[Collected data entries]
>>>>

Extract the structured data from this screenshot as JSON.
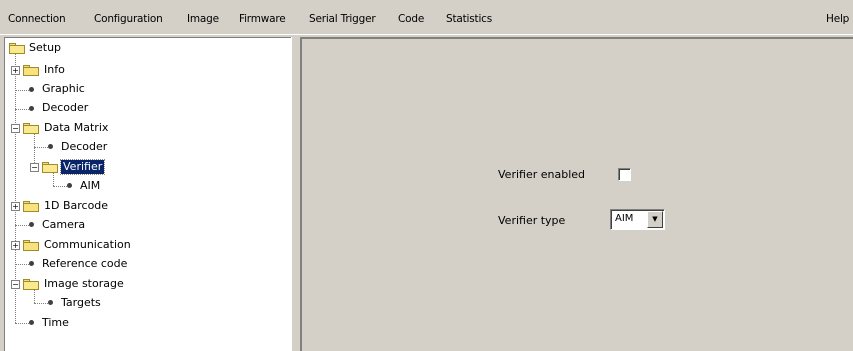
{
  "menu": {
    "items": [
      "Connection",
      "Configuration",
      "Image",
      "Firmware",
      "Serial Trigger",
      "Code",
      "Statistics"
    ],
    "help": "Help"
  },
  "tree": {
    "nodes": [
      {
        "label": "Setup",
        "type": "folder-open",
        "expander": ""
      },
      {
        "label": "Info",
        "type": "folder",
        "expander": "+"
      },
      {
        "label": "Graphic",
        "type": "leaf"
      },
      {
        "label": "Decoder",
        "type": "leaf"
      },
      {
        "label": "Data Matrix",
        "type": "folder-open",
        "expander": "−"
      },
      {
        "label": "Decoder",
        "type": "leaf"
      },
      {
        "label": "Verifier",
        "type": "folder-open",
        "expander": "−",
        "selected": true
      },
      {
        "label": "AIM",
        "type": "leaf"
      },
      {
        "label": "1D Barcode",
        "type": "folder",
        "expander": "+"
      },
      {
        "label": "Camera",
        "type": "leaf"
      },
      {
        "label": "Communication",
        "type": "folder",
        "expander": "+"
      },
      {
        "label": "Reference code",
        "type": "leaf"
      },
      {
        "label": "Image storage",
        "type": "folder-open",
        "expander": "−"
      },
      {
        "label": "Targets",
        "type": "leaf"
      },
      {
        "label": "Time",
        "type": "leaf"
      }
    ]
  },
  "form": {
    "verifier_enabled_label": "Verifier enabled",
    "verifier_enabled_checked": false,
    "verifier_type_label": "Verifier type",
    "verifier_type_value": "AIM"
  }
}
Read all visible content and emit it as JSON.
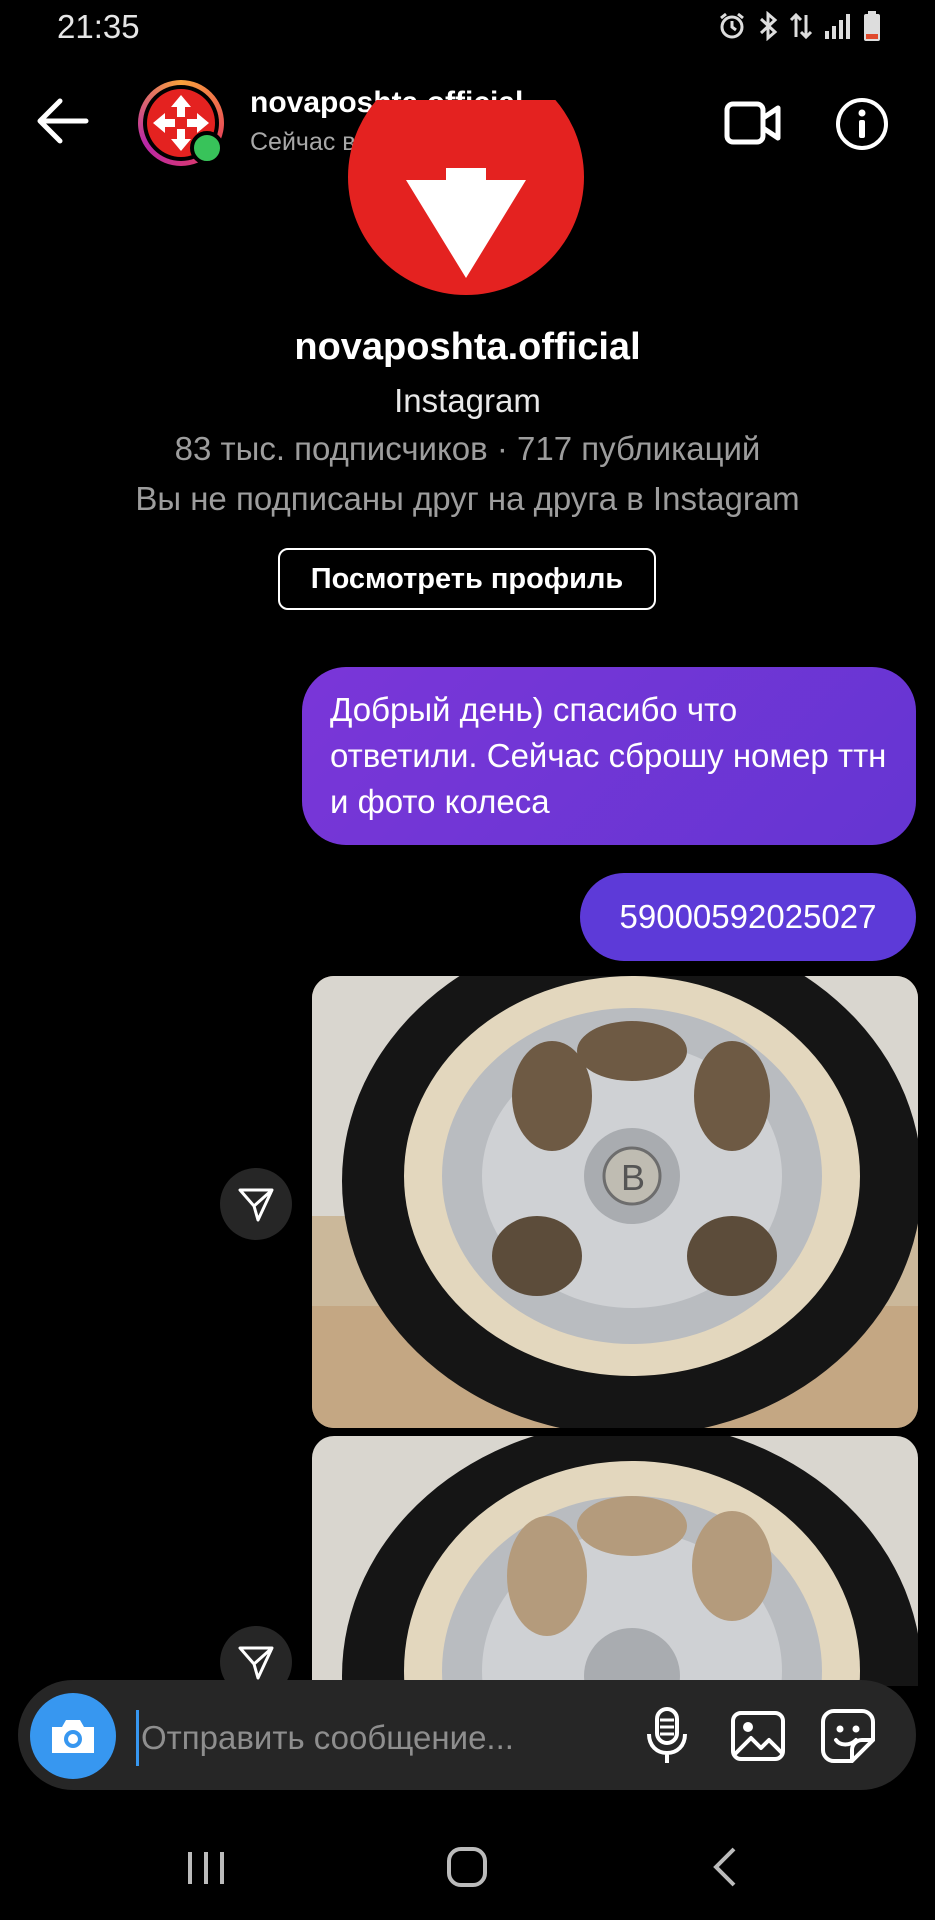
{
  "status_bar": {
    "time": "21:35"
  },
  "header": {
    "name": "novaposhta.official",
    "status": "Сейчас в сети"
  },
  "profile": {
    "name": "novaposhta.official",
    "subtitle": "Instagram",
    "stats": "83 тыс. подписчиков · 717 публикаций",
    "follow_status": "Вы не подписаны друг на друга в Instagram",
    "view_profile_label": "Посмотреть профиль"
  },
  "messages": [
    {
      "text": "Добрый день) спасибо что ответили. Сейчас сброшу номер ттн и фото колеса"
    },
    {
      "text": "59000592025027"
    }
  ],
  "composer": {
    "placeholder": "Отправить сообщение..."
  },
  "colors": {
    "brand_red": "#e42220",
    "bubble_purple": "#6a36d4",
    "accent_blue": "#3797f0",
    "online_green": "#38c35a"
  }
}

<<<<
>>>>

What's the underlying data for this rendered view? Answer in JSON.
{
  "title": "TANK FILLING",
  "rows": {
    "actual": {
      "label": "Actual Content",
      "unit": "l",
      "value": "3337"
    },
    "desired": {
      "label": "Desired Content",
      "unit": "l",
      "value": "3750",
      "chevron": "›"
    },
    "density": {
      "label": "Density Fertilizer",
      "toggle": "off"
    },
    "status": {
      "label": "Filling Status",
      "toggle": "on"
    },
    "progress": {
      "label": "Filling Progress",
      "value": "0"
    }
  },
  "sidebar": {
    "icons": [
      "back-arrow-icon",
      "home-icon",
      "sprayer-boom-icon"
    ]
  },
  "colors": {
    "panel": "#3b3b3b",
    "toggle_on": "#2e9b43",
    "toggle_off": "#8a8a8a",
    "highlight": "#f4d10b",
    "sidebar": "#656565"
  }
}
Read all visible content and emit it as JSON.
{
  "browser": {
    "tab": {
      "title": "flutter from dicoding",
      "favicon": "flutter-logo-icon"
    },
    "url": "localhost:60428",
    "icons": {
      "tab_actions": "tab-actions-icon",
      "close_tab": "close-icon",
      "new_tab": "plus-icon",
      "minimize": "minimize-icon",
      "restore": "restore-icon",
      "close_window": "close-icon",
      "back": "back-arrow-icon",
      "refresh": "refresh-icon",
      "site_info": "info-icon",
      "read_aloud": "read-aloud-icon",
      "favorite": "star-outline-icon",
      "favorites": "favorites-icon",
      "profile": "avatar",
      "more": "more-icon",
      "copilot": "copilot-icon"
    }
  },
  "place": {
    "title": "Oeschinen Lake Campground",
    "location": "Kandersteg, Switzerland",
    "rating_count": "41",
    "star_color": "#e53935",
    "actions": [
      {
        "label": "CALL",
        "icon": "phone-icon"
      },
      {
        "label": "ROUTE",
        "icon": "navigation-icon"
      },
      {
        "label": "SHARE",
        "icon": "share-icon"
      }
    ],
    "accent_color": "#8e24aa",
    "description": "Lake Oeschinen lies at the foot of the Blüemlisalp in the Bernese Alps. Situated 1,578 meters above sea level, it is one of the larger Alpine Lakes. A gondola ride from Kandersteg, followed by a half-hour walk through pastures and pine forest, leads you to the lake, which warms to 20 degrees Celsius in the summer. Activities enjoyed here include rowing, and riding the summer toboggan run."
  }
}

<<<<

Prompt:
The word "from" appears in how many lines of the data? Answer with only the number.

Result for this exercise:
3